[Element and region data]
::::

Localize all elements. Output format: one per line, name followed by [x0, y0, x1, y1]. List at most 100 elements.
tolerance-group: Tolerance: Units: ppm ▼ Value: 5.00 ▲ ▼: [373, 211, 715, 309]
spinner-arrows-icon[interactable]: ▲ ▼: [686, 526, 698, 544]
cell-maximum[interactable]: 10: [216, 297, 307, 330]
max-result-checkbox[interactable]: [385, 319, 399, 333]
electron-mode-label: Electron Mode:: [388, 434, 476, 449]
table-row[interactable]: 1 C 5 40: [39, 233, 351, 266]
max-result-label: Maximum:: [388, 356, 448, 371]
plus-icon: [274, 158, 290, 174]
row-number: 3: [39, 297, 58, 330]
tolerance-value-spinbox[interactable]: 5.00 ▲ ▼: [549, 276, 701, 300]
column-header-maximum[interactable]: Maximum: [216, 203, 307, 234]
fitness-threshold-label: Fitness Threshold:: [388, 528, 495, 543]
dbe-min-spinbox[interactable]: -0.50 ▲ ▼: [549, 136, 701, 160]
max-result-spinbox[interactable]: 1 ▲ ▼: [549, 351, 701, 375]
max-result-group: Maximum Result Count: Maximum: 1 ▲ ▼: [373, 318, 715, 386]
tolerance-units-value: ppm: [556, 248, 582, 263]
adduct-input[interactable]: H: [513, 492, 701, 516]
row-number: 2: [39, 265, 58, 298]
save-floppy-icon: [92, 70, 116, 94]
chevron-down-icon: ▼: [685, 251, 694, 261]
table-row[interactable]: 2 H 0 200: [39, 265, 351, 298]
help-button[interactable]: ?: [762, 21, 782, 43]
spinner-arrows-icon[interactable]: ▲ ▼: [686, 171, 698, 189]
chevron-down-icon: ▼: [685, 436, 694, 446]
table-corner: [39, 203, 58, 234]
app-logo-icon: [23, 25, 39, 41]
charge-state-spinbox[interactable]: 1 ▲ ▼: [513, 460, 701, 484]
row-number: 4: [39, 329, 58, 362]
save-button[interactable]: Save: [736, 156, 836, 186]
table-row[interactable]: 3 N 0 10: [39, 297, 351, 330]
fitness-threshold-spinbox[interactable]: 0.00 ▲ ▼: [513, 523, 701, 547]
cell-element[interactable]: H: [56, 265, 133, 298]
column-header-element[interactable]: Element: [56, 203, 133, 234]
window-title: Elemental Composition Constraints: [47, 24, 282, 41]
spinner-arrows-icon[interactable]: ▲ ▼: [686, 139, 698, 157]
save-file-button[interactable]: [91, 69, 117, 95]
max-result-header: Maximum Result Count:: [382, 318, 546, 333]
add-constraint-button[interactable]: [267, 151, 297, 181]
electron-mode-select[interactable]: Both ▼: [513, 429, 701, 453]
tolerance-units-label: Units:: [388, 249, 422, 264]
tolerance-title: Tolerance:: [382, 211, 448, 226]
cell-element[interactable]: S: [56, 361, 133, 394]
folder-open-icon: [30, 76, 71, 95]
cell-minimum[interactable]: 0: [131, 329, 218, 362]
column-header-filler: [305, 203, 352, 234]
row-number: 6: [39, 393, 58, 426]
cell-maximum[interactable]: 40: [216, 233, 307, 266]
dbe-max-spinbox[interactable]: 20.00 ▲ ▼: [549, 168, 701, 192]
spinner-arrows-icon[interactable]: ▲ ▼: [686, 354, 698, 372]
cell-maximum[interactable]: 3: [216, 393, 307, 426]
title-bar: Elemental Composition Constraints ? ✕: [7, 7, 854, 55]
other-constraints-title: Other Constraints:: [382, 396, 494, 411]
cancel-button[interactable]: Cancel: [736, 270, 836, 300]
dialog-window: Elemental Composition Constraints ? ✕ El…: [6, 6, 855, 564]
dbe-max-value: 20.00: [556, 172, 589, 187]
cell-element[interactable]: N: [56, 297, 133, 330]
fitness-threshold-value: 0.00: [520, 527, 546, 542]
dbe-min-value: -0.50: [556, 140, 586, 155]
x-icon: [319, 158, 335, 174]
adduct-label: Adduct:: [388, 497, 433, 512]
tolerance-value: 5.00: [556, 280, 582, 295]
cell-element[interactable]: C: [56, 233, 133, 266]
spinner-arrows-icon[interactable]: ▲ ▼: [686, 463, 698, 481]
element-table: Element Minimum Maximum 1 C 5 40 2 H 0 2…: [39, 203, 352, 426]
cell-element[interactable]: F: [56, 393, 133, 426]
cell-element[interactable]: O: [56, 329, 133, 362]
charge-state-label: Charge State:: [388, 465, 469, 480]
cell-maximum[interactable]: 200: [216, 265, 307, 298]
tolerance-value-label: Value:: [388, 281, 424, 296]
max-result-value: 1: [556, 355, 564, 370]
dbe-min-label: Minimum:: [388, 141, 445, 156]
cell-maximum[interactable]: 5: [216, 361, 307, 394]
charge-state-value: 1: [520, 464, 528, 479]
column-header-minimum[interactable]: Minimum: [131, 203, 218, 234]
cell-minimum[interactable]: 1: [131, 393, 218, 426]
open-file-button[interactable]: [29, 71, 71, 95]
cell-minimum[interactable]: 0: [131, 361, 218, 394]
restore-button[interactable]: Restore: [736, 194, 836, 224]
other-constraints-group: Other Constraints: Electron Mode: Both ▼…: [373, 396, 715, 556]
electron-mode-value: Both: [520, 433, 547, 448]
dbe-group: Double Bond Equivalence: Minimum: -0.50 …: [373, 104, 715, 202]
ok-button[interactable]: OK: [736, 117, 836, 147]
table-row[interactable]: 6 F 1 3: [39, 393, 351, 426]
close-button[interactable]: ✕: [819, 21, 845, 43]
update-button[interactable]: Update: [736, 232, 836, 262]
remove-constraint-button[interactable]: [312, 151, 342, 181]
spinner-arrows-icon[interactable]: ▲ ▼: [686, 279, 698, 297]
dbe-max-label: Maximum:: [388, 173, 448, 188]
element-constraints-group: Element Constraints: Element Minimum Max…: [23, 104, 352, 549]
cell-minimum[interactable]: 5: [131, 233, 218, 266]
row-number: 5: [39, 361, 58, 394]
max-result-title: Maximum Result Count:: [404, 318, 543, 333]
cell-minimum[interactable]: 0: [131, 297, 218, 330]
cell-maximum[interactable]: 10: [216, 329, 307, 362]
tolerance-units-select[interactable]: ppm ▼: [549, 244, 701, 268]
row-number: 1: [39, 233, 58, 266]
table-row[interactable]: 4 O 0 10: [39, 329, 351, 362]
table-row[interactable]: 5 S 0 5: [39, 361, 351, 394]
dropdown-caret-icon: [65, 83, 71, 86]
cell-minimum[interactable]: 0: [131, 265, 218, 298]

::::

--- TASK BRIEF ---
Copy the lines from the very first one through the line that contains "app-logo-icon: [23, 25, 39, 41]", keeping both of those lines and reproducing each one character for character.

--- TASK RESULT ---
Localize all elements. Output format: one per line, name followed by [x0, y0, x1, y1]. List at most 100 elements.
tolerance-group: Tolerance: Units: ppm ▼ Value: 5.00 ▲ ▼: [373, 211, 715, 309]
spinner-arrows-icon[interactable]: ▲ ▼: [686, 526, 698, 544]
cell-maximum[interactable]: 10: [216, 297, 307, 330]
max-result-checkbox[interactable]: [385, 319, 399, 333]
electron-mode-label: Electron Mode:: [388, 434, 476, 449]
table-row[interactable]: 1 C 5 40: [39, 233, 351, 266]
max-result-label: Maximum:: [388, 356, 448, 371]
plus-icon: [274, 158, 290, 174]
row-number: 3: [39, 297, 58, 330]
tolerance-value-spinbox[interactable]: 5.00 ▲ ▼: [549, 276, 701, 300]
column-header-maximum[interactable]: Maximum: [216, 203, 307, 234]
fitness-threshold-label: Fitness Threshold:: [388, 528, 495, 543]
dbe-min-spinbox[interactable]: -0.50 ▲ ▼: [549, 136, 701, 160]
max-result-spinbox[interactable]: 1 ▲ ▼: [549, 351, 701, 375]
max-result-group: Maximum Result Count: Maximum: 1 ▲ ▼: [373, 318, 715, 386]
tolerance-units-value: ppm: [556, 248, 582, 263]
adduct-input[interactable]: H: [513, 492, 701, 516]
row-number: 2: [39, 265, 58, 298]
save-floppy-icon: [92, 70, 116, 94]
chevron-down-icon: ▼: [685, 251, 694, 261]
table-row[interactable]: 2 H 0 200: [39, 265, 351, 298]
help-button[interactable]: ?: [762, 21, 782, 43]
spinner-arrows-icon[interactable]: ▲ ▼: [686, 171, 698, 189]
chevron-down-icon: ▼: [685, 436, 694, 446]
table-corner: [39, 203, 58, 234]
app-logo-icon: [23, 25, 39, 41]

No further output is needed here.